▶ _Stated goal_:
The records below must be retyped exactly.

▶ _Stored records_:
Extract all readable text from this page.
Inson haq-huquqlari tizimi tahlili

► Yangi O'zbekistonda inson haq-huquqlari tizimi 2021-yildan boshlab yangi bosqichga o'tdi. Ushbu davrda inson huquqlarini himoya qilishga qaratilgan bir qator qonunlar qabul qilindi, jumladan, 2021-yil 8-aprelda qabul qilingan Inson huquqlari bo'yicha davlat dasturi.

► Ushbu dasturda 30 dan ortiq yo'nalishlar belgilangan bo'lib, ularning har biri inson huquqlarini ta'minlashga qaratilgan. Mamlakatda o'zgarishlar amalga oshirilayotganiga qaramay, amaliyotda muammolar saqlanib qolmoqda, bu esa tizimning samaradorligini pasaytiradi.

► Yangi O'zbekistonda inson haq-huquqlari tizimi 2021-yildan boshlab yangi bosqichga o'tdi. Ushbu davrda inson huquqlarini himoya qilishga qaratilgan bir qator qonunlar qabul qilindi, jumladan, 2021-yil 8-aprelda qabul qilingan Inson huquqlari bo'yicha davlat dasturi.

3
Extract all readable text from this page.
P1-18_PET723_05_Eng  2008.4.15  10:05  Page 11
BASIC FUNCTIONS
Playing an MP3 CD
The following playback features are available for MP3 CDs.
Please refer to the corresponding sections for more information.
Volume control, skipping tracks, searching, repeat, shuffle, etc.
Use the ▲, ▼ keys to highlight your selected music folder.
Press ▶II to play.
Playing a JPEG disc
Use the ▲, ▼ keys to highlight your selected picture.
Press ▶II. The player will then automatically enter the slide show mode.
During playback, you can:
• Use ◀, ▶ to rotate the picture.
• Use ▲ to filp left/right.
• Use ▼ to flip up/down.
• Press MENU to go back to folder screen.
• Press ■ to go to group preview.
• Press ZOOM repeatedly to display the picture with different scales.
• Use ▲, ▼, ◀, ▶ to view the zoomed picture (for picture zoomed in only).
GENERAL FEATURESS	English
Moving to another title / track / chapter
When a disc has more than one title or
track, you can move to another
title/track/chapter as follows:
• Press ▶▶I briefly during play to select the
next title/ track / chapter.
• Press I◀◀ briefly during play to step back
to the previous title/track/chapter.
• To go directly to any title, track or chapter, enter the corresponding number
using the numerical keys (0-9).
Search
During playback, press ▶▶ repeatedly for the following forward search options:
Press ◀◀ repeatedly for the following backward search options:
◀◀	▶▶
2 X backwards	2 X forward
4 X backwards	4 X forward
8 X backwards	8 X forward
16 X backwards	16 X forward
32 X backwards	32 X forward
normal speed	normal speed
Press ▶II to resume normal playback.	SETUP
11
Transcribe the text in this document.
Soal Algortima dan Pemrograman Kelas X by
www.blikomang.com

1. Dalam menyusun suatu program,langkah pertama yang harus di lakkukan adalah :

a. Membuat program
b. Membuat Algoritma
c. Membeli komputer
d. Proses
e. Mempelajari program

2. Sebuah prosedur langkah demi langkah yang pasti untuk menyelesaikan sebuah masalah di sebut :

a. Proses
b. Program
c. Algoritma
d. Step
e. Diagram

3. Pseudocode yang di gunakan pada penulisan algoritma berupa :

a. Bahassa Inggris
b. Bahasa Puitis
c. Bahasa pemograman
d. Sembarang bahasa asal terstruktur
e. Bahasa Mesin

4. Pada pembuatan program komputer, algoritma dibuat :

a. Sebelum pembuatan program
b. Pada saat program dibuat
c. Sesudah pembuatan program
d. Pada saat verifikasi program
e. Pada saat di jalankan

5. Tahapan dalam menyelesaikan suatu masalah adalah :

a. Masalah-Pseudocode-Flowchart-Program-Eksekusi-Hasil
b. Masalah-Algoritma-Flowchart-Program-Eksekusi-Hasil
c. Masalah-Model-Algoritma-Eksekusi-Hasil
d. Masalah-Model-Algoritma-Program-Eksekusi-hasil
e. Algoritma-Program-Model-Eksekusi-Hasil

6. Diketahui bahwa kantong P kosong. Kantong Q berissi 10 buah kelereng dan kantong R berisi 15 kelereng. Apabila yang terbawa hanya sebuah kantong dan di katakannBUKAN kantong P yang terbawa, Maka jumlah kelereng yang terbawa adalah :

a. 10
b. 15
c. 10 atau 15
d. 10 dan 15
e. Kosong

▶ _Result for this task_:
Extract all readable text from this page.
Inson haq-huquqlari tizimi tahlili

► Yangi O'zbekistonda inson haq-huquqlari tizimi 2021-yildan boshlab yangi bosqichga o'tdi. Ushbu davrda inson huquqlarini himoya qilishga qaratilgan bir qator qonunlar qabul qilindi, jumladan, 2021-yil 8-aprelda qabul qilingan Inson huquqlari bo'yicha davlat dasturi.

► Ushbu dasturda 30 dan ortiq yo'nalishlar belgilangan bo'lib, ularning har biri inson huquqlarini ta'minlashga qaratilgan. Mamlakatda o'zgarishlar amalga oshirilayotganiga qaramay, amaliyotda muammolar saqlanib qolmoqda, bu esa tizimning samaradorligini pasaytiradi.

► Yangi O'zbekistonda inson haq-huquqlari tizimi 2021-yildan boshlab yangi bosqichga o'tdi. Ushbu davrda inson huquqlarini himoya qilishga qaratilgan bir qator qonunlar qabul qilindi, jumladan, 2021-yil 8-aprelda qabul qilingan Inson huquqlari bo'yicha davlat dasturi.

3
Extract all readable text from this page.
P1-18_PET723_05_Eng  2008.4.15  10:05  Page 11
BASIC FUNCTIONS
Playing an MP3 CD
The following playback features are available for MP3 CDs.
Please refer to the corresponding sections for more information.
Volume control, skipping tracks, searching, repeat, shuffle, etc.
Use the ▲, ▼ keys to highlight your selected music folder.
Press ▶II to play.
Playing a JPEG disc
Use the ▲, ▼ keys to highlight your selected picture.
Press ▶II. The player will then automatically enter the slide show mode.
During playback, you can:
• Use ◀, ▶ to rotate the picture.
• Use ▲ to filp left/right.
• Use ▼ to flip up/down.
• Press MENU to go back to folder screen.
• Press ■ to go to group preview.
• Press ZOOM repeatedly to display the picture with different scales.
• Use ▲, ▼, ◀, ▶ to view the zoomed picture (for picture zoomed in only).
GENERAL FEATURESS	English
Moving to another title / track / chapter
When a disc has more than one title or
track, you can move to another
title/track/chapter as follows:
• Press ▶▶I briefly during play to select the
next title/ track / chapter.
• Press I◀◀ briefly during play to step back
to the previous title/track/chapter.
• To go directly to any title, track or chapter, enter the corresponding number
using the numerical keys (0-9).
Search
During playback, press ▶▶ repeatedly for the following forward search options:
Press ◀◀ repeatedly for the following backward search options:
◀◀	▶▶
2 X backwards	2 X forward
4 X backwards	4 X forward
8 X backwards	8 X forward
16 X backwards	16 X forward
32 X backwards	32 X forward
normal speed	normal speed
Press ▶II to resume normal playback.	SETUP
11
Transcribe the text in this document.
Soal Algortima dan Pemrograman Kelas X by
www.blikomang.com

1. Dalam menyusun suatu program,langkah pertama yang harus di lakkukan adalah :

a. Membuat program
b. Membuat Algoritma
c. Membeli komputer
d. Proses
e. Mempelajari program

2. Sebuah prosedur langkah demi langkah yang pasti untuk menyelesaikan sebuah masalah di sebut :

a. Proses
b. Program
c. Algoritma
d. Step
e. Diagram

3. Pseudocode yang di gunakan pada penulisan algoritma berupa :

a. Bahassa Inggris
b. Bahasa Puitis
c. Bahasa pemograman
d. Sembarang bahasa asal terstruktur
e. Bahasa Mesin

4. Pada pembuatan program komputer, algoritma dibuat :

a. Sebelum pembuatan program
b. Pada saat program dibuat
c. Sesudah pembuatan program
d. Pada saat verifikasi program
e. Pada saat di jalankan

5. Tahapan dalam menyelesaikan suatu masalah adalah :

a. Masalah-Pseudocode-Flowchart-Program-Eksekusi-Hasil
b. Masalah-Algoritma-Flowchart-Program-Eksekusi-Hasil
c. Masalah-Model-Algoritma-Eksekusi-Hasil
d. Masalah-Model-Algoritma-Program-Eksekusi-hasil
e. Algoritma-Program-Model-Eksekusi-Hasil

6. Diketahui bahwa kantong P kosong. Kantong Q berissi 10 buah kelereng dan kantong R berisi 15 kelereng. Apabila yang terbawa hanya sebuah kantong dan di katakannBUKAN kantong P yang terbawa, Maka jumlah kelereng yang terbawa adalah :

a. 10
b. 15
c. 10 atau 15
d. 10 dan 15
e. Kosong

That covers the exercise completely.